__WHAT TO DO__. Swap "Larvae" for "Embryos" in the stretch of rows from the beginning through the line containing "- figure-label-4: E: [573, 618, 741, 640]", leaving everything else unchanged, and give back only those lines.

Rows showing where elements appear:
↓↓↓

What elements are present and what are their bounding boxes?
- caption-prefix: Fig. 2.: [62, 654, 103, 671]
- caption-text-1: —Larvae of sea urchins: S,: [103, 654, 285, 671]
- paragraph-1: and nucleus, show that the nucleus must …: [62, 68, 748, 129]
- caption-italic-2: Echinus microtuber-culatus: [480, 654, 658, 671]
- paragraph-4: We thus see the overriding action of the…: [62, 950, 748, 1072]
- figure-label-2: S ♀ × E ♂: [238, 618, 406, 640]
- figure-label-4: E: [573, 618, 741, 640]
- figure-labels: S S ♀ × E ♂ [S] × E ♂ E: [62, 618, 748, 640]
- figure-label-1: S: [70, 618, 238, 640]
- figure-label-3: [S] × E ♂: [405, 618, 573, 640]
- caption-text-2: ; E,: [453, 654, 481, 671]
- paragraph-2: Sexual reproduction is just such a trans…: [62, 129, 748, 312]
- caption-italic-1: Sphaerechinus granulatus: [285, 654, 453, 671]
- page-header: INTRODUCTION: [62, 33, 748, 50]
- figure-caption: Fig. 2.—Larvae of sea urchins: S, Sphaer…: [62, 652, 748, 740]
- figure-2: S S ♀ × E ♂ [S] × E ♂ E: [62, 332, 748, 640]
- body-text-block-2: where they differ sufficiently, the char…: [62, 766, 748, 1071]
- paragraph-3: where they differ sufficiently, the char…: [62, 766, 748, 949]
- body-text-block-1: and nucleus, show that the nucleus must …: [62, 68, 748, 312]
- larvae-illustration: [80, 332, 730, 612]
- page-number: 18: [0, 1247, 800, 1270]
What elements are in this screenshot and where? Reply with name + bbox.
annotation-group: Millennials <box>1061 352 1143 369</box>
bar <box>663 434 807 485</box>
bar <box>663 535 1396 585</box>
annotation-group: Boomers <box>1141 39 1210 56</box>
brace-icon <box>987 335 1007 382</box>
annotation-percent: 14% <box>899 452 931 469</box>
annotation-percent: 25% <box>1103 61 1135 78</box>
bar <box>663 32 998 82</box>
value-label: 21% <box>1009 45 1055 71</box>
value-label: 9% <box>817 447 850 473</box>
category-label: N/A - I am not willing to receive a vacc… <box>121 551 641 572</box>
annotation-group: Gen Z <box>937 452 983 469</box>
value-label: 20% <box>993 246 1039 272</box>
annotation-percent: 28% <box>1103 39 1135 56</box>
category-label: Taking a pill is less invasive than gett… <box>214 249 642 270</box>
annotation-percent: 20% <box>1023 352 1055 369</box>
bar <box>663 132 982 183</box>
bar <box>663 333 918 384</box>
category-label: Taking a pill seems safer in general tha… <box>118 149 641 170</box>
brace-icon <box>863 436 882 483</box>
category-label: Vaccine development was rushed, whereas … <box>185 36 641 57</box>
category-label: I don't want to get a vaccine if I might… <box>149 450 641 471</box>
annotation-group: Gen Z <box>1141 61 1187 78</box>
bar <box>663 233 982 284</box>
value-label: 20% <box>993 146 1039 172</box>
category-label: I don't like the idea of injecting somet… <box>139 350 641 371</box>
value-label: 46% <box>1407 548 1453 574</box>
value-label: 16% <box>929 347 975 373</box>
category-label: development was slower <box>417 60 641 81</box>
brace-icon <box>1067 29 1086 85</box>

↑↑↑

__CORRECT RESPONSE__.
What elements are present and what are their bounding boxes?
- caption-prefix: Fig. 2.: [62, 654, 103, 671]
- caption-text-1: —Embryos of sea urchins: S,: [103, 654, 285, 671]
- paragraph-1: and nucleus, show that the nucleus must …: [62, 68, 748, 129]
- caption-italic-2: Echinus microtuber-culatus: [480, 654, 658, 671]
- paragraph-4: We thus see the overriding action of the…: [62, 950, 748, 1072]
- figure-label-2: S ♀ × E ♂: [238, 618, 406, 640]
- figure-label-4: E: [573, 618, 741, 640]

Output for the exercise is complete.